# start of Records shown

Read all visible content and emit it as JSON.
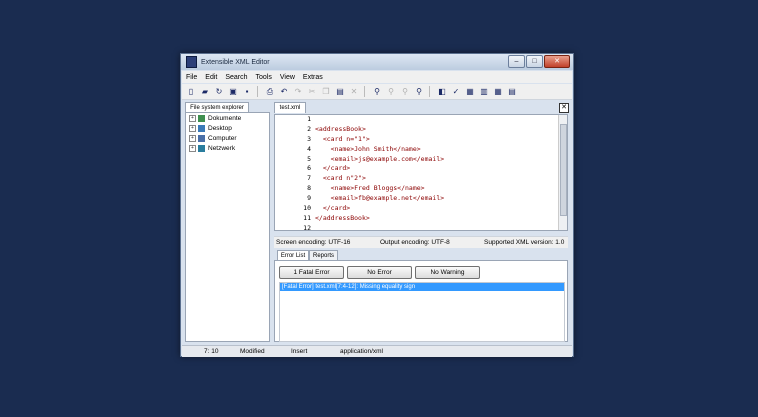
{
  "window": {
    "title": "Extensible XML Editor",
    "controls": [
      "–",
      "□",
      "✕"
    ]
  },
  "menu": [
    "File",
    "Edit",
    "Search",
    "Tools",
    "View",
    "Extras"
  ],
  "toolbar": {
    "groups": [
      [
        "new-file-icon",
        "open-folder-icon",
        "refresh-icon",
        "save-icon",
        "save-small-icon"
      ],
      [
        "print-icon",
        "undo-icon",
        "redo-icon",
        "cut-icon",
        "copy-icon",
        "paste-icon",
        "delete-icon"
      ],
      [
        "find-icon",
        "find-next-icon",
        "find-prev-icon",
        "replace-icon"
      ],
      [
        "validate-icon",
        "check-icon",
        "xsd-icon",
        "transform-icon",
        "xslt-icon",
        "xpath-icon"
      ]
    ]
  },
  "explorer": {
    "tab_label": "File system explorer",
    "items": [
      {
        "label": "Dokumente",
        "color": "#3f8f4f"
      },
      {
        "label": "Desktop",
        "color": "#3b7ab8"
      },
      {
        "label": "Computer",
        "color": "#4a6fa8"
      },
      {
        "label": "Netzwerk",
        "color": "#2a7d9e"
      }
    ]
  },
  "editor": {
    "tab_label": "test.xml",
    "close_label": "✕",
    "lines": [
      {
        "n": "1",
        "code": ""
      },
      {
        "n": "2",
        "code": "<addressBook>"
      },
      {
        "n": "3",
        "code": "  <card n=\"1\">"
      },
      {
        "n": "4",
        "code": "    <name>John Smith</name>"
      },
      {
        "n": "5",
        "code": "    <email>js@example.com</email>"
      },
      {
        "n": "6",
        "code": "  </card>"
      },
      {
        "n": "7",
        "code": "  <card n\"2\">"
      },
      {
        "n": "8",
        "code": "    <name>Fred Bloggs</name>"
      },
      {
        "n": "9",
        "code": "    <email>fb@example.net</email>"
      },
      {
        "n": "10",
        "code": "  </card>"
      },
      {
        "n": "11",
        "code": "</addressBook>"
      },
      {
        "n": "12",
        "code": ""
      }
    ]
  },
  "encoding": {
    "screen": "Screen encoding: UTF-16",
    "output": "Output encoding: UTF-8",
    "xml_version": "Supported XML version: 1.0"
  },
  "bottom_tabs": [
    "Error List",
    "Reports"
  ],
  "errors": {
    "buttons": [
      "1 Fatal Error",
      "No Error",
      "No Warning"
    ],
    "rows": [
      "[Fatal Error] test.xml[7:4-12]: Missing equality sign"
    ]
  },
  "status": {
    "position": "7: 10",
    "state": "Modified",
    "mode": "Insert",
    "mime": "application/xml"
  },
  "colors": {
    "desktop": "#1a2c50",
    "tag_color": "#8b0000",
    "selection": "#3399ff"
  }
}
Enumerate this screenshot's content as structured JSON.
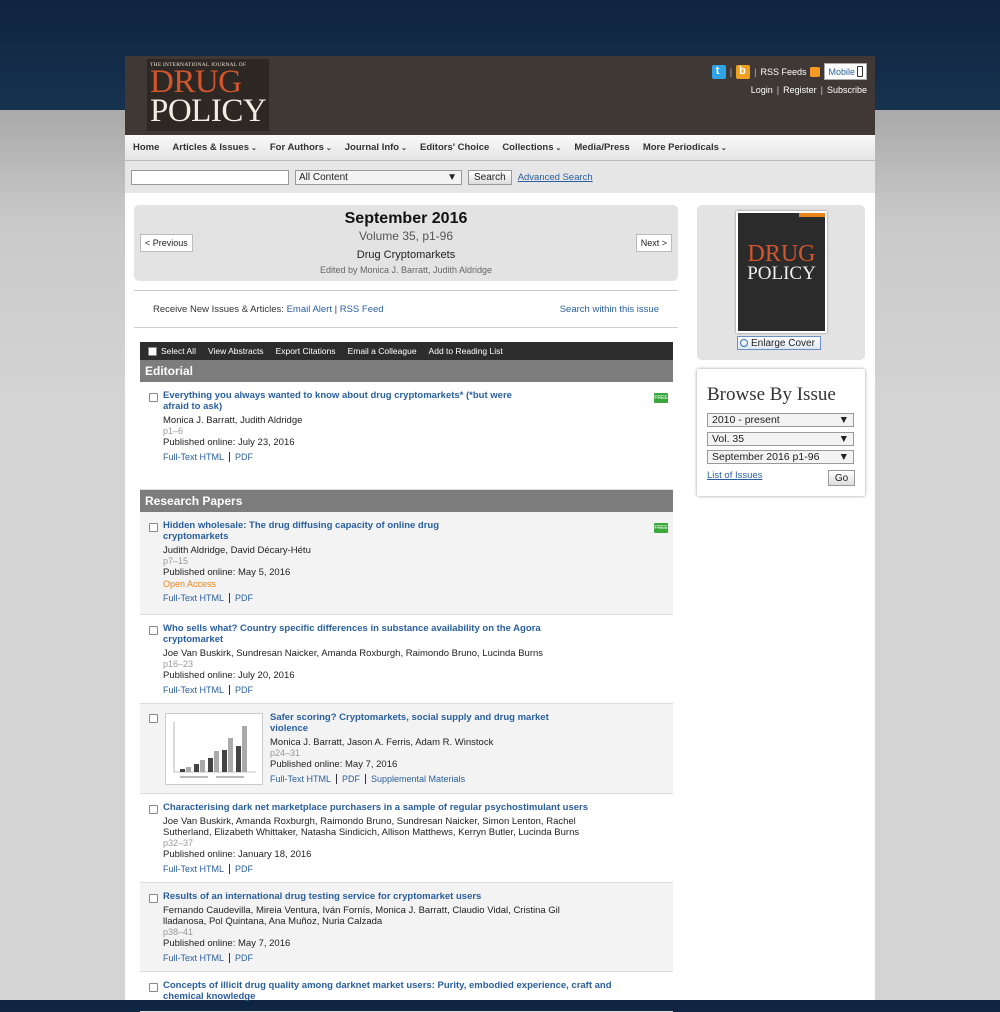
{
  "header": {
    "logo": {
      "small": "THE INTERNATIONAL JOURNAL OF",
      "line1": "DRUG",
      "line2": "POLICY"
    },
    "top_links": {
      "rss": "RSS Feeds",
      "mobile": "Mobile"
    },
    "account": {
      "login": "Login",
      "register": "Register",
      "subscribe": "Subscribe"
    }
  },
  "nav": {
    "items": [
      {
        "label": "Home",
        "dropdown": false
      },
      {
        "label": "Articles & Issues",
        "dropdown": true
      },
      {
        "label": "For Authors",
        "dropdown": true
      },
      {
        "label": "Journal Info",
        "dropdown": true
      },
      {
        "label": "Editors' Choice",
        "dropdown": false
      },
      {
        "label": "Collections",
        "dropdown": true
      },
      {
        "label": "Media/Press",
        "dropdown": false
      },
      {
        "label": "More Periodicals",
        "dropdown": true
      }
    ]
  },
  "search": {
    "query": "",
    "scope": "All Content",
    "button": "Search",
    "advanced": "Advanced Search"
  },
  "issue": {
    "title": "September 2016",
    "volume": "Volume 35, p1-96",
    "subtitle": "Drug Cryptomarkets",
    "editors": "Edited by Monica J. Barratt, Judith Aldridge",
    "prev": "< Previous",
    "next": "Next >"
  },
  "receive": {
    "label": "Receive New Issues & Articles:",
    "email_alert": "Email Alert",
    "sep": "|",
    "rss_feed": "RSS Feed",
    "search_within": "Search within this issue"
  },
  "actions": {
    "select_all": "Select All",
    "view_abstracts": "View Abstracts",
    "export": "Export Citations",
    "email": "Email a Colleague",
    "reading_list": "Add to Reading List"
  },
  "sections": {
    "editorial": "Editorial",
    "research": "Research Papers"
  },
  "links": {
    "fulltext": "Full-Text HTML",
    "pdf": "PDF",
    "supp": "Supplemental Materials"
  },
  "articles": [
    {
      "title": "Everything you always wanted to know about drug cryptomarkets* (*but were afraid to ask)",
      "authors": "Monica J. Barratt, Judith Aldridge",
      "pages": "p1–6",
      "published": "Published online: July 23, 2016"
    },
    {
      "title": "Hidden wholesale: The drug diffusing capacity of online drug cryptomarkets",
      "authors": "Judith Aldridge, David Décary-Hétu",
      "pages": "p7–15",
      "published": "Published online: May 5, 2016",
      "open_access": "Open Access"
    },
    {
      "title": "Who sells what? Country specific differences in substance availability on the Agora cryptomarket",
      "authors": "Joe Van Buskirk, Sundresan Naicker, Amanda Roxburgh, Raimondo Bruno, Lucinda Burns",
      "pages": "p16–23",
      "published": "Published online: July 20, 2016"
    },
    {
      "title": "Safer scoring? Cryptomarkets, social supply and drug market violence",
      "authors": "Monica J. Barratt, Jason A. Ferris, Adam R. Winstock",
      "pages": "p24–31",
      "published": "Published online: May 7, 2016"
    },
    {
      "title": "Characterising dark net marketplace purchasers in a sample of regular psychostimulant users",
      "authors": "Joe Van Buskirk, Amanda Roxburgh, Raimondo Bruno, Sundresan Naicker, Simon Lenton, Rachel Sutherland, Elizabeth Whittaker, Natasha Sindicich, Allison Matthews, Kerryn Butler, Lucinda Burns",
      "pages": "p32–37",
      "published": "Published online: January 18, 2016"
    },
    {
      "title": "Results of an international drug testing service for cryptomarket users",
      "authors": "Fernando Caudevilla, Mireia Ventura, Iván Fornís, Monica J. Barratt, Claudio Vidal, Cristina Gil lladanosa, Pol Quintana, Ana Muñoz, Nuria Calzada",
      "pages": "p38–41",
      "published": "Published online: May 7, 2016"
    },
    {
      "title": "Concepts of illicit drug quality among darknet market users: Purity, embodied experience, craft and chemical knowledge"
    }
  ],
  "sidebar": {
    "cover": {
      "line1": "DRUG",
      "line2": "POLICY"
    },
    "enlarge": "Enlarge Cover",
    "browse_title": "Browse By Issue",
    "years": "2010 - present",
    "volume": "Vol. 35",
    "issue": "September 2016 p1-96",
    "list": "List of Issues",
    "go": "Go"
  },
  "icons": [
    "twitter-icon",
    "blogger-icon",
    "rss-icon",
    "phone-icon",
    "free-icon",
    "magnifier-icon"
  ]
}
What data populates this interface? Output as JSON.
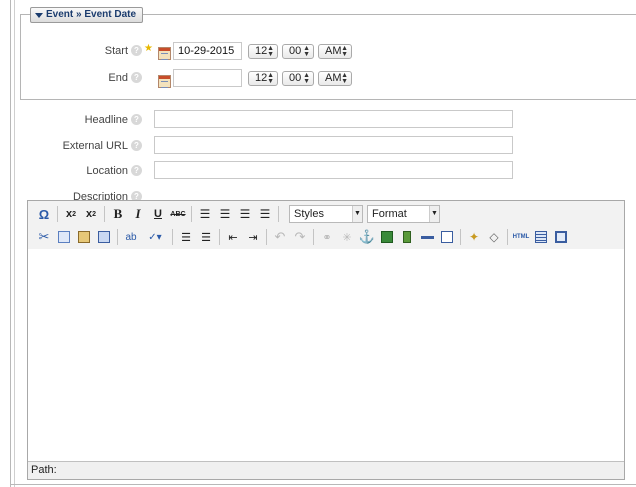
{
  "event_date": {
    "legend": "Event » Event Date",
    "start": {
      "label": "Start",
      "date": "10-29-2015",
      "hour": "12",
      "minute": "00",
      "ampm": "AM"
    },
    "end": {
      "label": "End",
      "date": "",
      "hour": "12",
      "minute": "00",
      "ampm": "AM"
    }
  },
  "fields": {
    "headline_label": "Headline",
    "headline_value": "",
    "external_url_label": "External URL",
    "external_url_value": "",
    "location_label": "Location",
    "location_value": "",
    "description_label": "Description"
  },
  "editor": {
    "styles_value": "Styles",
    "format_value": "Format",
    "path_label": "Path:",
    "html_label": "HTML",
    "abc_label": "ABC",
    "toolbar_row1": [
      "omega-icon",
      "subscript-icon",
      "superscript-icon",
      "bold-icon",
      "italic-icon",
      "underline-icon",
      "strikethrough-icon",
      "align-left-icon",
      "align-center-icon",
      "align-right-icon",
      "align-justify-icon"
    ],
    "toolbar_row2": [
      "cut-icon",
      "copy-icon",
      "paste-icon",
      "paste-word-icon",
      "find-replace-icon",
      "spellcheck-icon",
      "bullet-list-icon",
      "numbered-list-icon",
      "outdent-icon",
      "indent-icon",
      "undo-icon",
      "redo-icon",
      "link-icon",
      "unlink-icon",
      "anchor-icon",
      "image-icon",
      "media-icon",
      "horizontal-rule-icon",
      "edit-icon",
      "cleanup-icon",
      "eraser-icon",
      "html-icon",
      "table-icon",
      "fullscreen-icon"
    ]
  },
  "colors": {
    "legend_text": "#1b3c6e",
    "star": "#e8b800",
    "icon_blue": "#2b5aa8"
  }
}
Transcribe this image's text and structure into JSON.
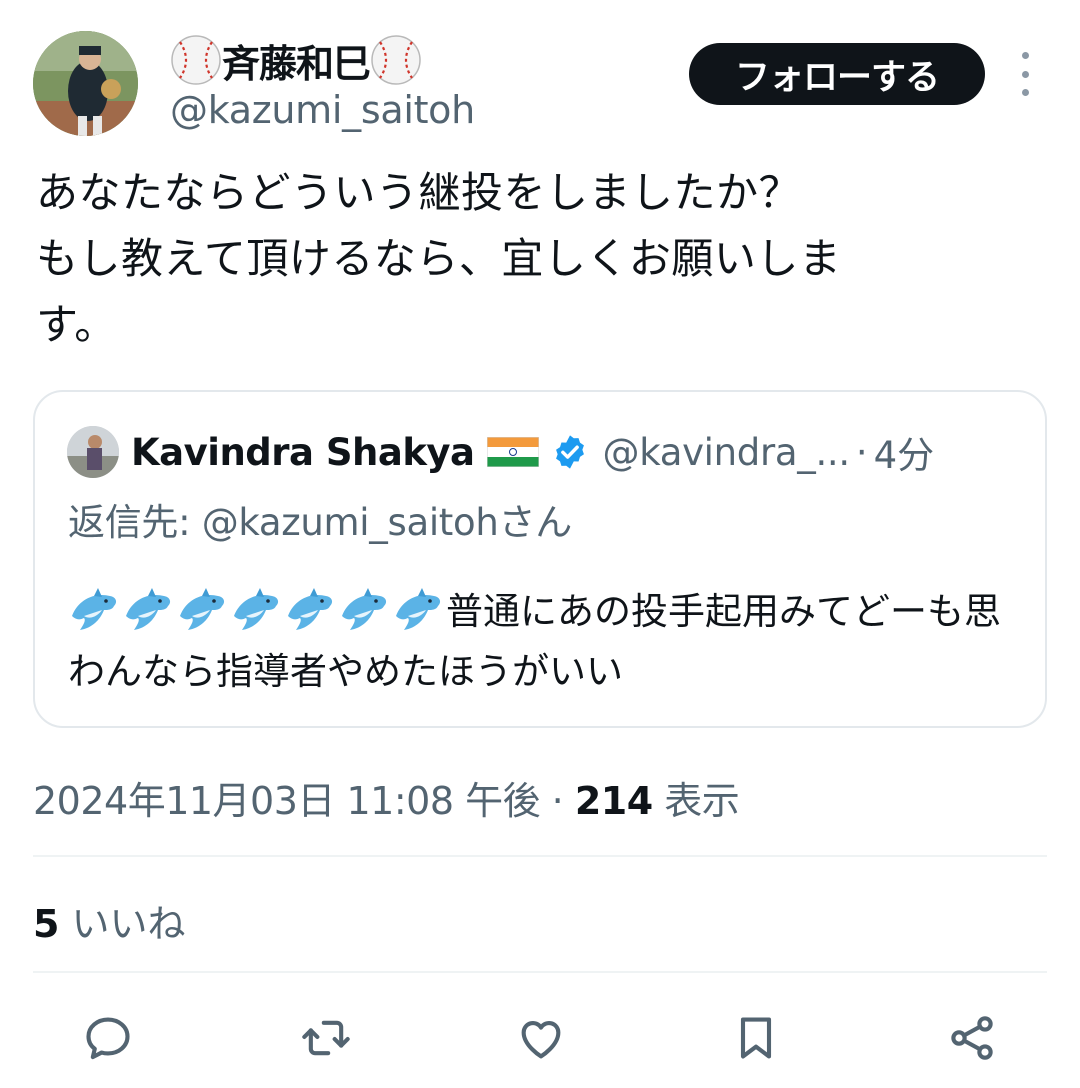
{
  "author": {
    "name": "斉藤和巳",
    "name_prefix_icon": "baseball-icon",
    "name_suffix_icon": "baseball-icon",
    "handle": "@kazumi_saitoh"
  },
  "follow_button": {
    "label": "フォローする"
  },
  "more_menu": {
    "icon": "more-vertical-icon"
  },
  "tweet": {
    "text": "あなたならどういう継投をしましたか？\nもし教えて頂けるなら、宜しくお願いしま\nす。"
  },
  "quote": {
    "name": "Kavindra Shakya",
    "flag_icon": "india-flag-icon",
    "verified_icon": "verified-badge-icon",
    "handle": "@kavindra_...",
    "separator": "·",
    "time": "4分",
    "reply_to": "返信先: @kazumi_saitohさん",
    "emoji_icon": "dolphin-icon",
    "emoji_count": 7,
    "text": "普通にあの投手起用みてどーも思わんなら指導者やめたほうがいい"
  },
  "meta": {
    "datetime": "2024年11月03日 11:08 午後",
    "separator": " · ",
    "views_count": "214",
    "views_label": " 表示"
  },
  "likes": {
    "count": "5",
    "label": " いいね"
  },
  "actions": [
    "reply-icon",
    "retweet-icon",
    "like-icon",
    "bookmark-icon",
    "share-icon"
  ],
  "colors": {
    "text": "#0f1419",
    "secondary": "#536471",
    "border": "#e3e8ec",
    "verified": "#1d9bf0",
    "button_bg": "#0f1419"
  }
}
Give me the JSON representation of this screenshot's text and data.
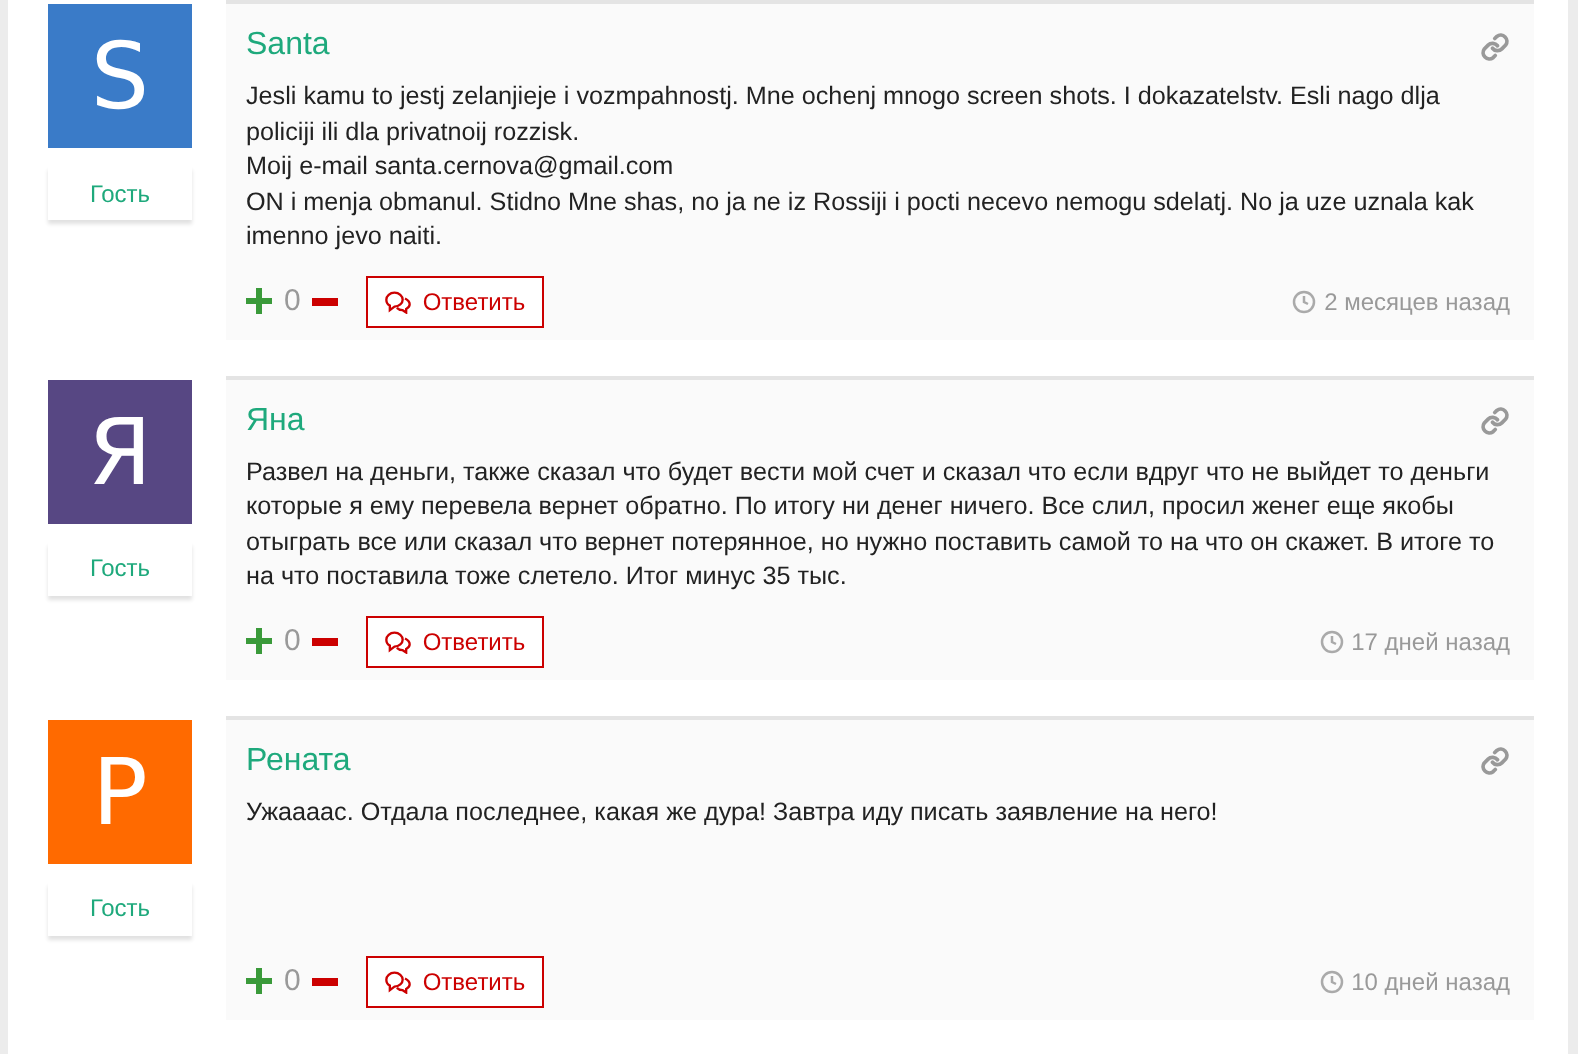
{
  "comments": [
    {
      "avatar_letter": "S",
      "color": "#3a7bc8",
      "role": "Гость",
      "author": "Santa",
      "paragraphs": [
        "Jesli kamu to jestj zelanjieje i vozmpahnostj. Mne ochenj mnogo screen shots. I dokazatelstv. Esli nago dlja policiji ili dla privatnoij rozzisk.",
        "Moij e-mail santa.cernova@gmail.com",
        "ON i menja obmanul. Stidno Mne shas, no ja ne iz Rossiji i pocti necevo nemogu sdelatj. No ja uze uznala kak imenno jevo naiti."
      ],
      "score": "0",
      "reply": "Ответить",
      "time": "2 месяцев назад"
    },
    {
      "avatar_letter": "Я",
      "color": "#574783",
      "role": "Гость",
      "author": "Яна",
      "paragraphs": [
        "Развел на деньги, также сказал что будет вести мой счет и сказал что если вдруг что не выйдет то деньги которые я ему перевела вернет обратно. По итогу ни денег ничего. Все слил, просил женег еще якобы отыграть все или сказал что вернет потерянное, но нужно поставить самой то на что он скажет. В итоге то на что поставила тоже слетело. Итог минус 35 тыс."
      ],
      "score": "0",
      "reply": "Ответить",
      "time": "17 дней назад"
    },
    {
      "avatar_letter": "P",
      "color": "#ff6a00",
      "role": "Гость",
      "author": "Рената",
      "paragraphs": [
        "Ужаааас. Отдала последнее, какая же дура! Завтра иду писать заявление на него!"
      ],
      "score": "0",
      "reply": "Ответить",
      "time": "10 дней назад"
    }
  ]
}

# end of Records shown

What is needed.
Which lines contain the word "Barratt"? Copy each one.

Result of this task.
    "editors": "Edited by Monica J. Barratt, Judith Aldridge",
      "authors": "Monica J. Barratt, Judith Aldridge",
      "authors": "Monica J. Barratt, Jason A. Ferris, Adam R. Winstock",
      "authors": "Fernando Caudevilla, Mireia Ventura, Iván Fornís, Monica J. Barratt, Claudio Vidal, Cristina Gil lladanosa, Pol Quintana, Ana Muñoz, Nuria Calzada",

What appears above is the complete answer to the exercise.